Read the records below. Copy each line where the string "nhân" occurs.

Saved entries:
------------------------

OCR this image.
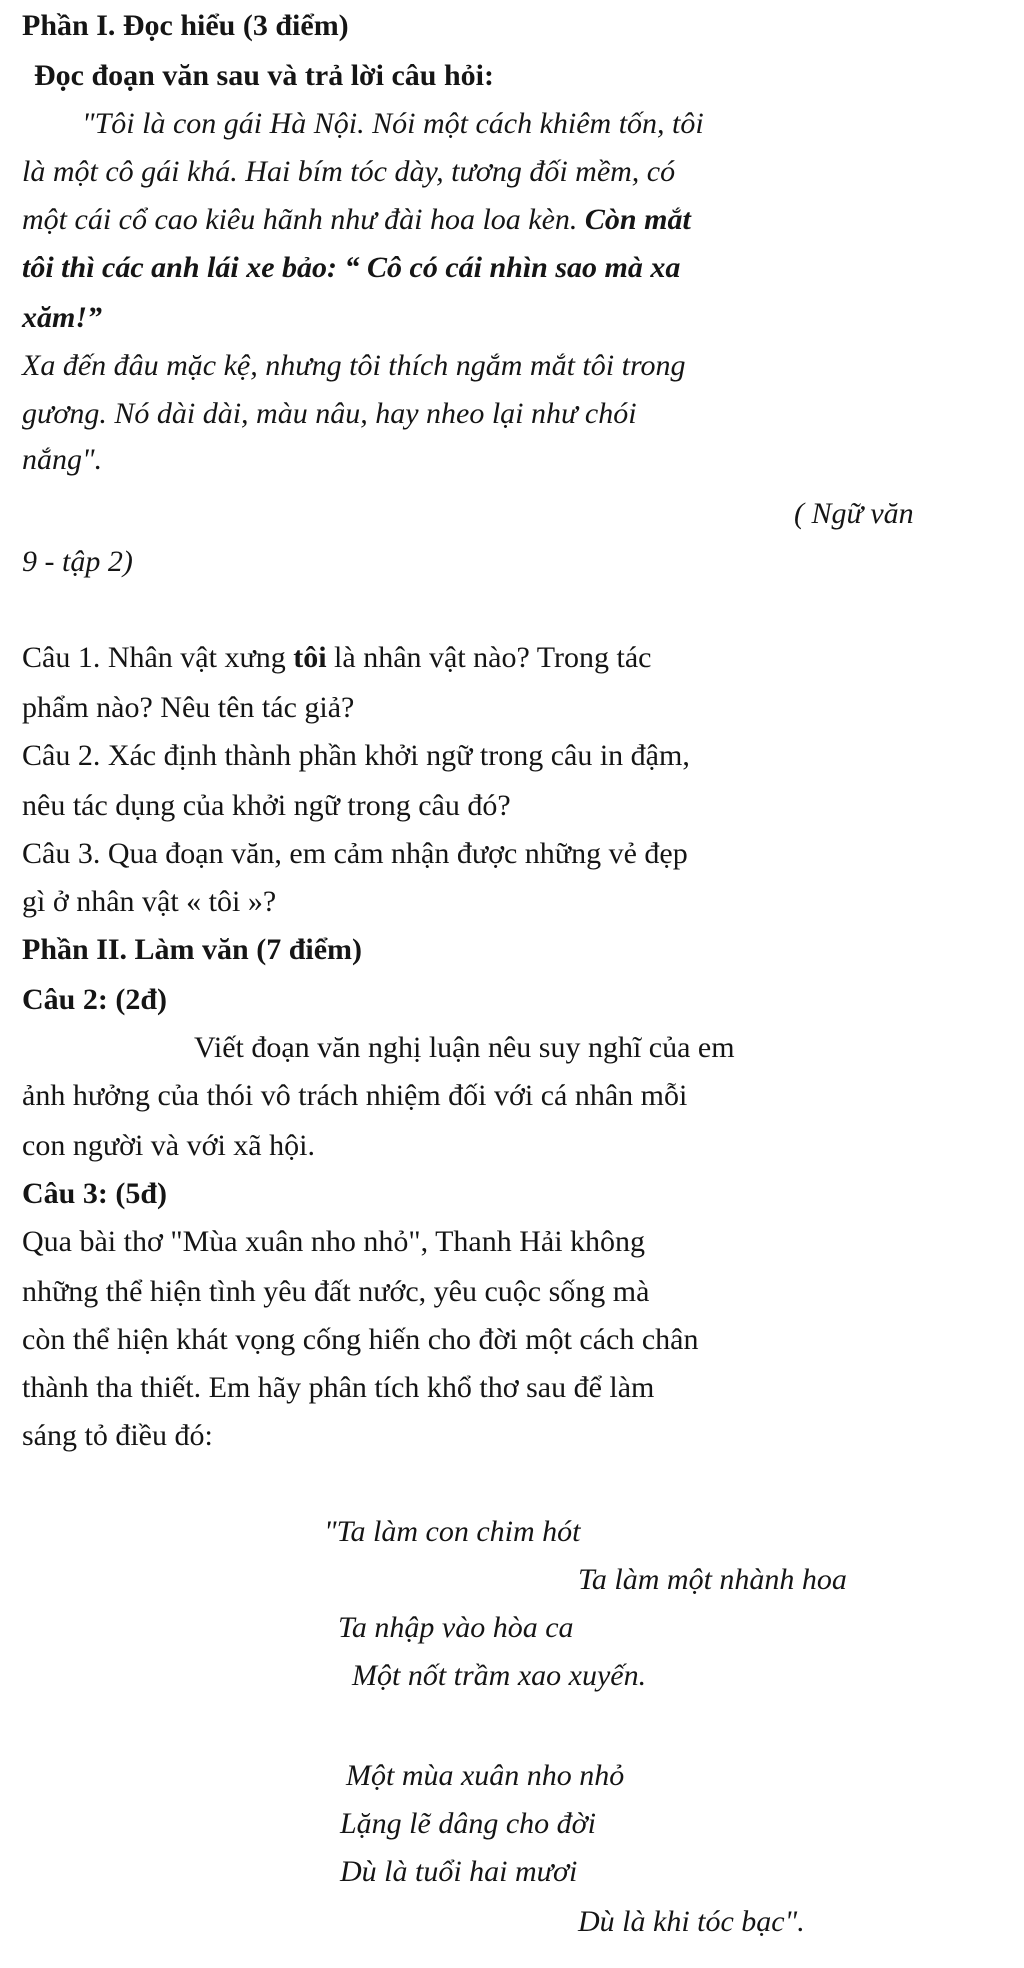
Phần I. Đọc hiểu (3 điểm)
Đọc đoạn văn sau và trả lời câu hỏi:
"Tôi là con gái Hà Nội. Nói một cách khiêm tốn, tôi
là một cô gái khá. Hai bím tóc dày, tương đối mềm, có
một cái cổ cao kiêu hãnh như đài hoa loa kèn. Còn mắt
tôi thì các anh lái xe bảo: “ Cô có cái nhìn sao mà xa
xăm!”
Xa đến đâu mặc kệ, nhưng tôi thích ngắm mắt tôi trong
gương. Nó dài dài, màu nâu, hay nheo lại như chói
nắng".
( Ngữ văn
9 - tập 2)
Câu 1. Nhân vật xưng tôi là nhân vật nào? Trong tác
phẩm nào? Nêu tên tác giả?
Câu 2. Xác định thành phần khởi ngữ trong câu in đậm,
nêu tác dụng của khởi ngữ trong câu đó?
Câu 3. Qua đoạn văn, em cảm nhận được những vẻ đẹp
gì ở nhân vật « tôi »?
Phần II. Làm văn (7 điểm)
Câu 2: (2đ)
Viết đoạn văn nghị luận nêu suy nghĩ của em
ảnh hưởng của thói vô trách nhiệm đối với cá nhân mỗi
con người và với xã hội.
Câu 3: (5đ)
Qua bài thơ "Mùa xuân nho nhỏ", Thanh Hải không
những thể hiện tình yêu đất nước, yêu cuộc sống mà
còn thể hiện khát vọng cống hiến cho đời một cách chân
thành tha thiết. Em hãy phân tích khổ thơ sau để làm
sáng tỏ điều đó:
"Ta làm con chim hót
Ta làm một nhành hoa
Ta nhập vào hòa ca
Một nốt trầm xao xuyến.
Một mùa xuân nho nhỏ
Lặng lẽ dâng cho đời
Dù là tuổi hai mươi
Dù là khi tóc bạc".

------------------------

[EXERCISE OUTPUT]
Câu 1. Nhân vật xưng tôi là nhân vật nào? Trong tác
gì ở nhân vật « tôi »?
ảnh hưởng của thói vô trách nhiệm đối với cá nhân mỗi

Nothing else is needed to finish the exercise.